Direction
Count the lines in the items below that contain the string "transfer", treating uppercase and lowercase letters as different. Reply with the number alone.

Dataset extract

▽

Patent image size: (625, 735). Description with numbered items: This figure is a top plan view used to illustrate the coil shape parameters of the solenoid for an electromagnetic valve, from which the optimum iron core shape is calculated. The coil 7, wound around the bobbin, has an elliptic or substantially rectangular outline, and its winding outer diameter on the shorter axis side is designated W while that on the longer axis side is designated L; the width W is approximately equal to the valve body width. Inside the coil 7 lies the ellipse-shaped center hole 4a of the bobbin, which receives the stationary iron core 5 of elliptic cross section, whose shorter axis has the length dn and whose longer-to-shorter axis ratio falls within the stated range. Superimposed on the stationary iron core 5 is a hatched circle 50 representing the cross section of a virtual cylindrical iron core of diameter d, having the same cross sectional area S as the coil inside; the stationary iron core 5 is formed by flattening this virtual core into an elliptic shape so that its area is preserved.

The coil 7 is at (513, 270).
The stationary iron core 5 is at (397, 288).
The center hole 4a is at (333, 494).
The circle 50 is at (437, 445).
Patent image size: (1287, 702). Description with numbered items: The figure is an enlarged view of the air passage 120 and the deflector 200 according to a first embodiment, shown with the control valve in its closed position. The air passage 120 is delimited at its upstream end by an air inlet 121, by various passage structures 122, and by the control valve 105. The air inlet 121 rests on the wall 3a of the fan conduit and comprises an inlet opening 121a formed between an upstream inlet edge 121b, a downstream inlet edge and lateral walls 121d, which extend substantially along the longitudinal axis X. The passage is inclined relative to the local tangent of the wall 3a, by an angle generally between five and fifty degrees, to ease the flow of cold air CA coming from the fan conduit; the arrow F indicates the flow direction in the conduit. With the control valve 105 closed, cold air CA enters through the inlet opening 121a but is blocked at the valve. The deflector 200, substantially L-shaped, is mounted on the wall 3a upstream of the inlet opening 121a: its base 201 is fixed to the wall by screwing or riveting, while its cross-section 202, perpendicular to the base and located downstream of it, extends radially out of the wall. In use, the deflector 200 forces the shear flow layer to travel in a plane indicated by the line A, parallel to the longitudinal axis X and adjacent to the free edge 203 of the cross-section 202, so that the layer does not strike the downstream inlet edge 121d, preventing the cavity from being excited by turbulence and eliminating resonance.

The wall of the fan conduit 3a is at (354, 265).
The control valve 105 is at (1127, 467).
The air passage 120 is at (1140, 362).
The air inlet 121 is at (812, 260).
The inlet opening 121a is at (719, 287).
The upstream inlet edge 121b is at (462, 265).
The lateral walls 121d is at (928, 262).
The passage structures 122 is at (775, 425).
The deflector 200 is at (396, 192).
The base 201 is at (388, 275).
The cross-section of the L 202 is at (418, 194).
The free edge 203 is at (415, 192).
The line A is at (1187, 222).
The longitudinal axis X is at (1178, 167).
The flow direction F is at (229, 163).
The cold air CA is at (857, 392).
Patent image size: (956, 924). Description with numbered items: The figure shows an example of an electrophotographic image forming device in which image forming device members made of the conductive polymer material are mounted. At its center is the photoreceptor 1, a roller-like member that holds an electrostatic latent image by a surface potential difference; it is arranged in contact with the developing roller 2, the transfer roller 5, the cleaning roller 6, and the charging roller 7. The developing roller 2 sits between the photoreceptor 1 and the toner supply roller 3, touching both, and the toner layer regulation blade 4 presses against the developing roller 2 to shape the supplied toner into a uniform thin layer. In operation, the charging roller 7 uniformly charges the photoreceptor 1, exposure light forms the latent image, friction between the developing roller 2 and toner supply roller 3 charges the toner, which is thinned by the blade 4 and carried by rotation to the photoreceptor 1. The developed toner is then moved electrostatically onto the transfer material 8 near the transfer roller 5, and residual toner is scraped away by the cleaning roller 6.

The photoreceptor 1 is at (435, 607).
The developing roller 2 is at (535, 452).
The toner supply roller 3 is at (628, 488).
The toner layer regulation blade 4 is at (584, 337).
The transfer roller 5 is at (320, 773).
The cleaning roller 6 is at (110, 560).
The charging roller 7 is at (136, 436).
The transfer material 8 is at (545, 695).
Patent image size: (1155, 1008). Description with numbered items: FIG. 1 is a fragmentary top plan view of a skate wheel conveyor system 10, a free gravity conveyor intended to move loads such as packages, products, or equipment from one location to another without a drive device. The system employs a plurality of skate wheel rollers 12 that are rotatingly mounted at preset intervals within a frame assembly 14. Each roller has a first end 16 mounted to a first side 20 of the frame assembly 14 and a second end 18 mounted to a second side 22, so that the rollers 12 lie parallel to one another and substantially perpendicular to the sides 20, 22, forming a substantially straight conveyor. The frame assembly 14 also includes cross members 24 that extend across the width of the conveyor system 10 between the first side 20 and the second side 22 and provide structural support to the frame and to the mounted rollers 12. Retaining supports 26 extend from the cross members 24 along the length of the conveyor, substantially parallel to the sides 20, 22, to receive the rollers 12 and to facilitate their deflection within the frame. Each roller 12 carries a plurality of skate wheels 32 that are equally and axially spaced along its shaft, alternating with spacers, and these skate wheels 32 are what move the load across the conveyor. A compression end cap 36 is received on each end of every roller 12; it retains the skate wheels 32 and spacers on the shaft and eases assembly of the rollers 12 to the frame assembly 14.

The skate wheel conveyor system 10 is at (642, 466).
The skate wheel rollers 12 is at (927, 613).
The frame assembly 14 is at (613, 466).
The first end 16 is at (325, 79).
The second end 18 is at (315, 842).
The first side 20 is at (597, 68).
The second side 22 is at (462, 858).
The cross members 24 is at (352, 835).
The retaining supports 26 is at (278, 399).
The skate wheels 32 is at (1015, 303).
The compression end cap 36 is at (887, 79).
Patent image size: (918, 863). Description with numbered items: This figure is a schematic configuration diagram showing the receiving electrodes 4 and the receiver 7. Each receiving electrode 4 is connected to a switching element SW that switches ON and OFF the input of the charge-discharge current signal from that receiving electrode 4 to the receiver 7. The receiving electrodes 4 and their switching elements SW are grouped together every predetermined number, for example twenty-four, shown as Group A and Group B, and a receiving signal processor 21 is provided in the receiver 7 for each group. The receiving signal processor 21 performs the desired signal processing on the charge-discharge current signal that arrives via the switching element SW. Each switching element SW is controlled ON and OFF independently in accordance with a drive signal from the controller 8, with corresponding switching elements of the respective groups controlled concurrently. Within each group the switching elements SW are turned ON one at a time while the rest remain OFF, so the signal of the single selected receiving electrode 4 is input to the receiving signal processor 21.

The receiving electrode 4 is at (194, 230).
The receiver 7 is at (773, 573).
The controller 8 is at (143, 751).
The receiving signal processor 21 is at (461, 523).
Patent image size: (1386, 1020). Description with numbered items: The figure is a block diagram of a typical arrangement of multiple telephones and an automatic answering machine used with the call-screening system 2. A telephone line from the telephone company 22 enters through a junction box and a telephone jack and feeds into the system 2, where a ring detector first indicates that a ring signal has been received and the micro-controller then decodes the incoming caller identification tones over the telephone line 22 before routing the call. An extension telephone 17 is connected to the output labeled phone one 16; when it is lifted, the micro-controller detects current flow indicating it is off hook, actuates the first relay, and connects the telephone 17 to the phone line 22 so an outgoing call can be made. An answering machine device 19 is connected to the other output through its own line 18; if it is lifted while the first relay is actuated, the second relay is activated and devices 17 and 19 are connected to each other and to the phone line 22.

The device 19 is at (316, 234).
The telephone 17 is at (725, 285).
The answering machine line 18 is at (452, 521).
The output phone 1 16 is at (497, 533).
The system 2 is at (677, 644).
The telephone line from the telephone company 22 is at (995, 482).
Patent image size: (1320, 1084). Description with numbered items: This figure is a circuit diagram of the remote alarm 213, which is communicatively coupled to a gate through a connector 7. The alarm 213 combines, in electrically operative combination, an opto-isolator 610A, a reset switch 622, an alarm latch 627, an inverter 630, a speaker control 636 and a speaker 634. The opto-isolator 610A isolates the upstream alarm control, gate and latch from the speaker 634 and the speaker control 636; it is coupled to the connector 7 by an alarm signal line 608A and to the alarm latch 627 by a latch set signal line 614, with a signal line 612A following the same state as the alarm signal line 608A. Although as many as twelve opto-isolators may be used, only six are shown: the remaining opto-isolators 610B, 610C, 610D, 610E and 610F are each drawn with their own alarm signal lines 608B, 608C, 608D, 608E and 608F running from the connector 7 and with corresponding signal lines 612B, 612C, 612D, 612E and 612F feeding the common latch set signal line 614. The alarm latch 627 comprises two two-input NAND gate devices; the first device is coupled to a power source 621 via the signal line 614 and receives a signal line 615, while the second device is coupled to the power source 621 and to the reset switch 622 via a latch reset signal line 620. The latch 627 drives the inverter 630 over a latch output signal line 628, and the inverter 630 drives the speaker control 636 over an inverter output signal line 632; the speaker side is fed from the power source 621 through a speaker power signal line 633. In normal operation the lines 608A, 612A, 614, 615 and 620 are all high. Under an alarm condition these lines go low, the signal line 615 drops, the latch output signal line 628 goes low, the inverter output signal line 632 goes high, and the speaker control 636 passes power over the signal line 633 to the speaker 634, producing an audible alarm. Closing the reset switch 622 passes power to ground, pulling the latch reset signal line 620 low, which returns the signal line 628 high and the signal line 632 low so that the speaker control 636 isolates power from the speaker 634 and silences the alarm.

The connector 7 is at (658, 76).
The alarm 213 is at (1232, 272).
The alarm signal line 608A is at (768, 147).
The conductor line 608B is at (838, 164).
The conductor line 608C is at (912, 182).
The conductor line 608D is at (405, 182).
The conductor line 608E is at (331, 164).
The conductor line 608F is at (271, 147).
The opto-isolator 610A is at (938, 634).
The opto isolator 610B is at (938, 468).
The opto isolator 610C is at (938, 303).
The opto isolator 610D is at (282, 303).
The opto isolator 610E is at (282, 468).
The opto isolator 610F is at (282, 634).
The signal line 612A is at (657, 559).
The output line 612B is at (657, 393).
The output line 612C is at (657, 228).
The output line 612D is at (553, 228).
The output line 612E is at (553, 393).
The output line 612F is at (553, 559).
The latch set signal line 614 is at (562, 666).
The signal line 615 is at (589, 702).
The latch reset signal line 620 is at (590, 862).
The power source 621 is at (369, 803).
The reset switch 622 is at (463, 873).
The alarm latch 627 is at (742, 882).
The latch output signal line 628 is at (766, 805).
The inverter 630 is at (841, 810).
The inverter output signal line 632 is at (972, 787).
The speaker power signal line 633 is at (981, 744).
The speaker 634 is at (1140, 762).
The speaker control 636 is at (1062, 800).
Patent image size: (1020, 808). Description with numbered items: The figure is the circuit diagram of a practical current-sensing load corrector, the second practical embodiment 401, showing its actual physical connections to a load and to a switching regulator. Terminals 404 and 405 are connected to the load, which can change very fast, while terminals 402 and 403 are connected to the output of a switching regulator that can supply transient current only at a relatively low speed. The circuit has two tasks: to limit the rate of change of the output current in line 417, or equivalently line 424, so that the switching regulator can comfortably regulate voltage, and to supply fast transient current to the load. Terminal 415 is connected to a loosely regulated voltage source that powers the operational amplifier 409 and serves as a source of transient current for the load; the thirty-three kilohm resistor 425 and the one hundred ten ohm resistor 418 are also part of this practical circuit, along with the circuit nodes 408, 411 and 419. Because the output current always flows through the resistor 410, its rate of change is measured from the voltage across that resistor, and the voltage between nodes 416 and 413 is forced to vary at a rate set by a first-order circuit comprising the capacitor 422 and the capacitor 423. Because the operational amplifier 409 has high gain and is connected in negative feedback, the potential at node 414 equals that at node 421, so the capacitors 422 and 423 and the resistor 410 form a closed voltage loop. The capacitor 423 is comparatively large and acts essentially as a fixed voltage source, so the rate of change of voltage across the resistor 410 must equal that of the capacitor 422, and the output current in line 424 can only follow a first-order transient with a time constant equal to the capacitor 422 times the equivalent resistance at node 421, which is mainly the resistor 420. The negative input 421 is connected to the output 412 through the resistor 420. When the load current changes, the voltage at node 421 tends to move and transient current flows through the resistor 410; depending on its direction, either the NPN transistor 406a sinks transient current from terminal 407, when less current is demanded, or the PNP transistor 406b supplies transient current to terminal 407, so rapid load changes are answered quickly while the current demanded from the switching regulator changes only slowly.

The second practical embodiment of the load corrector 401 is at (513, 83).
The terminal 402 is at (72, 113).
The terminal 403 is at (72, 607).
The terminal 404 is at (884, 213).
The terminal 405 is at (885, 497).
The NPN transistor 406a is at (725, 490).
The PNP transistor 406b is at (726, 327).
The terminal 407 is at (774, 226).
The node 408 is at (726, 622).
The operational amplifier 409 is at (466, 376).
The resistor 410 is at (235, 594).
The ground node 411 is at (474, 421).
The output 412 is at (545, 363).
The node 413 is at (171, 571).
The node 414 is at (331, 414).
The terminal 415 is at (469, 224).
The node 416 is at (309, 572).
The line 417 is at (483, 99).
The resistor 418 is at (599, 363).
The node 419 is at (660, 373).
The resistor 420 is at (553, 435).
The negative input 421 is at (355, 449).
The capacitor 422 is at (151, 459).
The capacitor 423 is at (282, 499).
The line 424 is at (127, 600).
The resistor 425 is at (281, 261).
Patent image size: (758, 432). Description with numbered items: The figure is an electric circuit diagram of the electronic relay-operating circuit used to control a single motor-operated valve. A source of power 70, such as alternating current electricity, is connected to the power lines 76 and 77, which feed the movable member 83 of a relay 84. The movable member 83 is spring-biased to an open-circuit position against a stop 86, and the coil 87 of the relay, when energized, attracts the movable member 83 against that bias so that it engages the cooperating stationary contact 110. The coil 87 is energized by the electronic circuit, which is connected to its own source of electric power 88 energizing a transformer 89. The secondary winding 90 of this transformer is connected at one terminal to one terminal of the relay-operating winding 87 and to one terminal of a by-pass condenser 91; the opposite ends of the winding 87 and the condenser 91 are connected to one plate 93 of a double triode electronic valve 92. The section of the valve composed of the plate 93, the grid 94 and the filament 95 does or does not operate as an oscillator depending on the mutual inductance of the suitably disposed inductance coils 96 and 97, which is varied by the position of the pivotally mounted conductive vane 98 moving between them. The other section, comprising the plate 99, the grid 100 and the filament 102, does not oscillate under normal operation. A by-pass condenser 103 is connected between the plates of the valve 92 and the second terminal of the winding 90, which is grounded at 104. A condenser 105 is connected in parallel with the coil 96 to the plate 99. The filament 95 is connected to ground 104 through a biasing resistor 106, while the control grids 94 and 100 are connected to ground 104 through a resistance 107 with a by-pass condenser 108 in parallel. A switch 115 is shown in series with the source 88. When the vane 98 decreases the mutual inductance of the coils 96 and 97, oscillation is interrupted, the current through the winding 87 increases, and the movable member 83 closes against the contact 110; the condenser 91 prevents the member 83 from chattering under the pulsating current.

△

The answer
3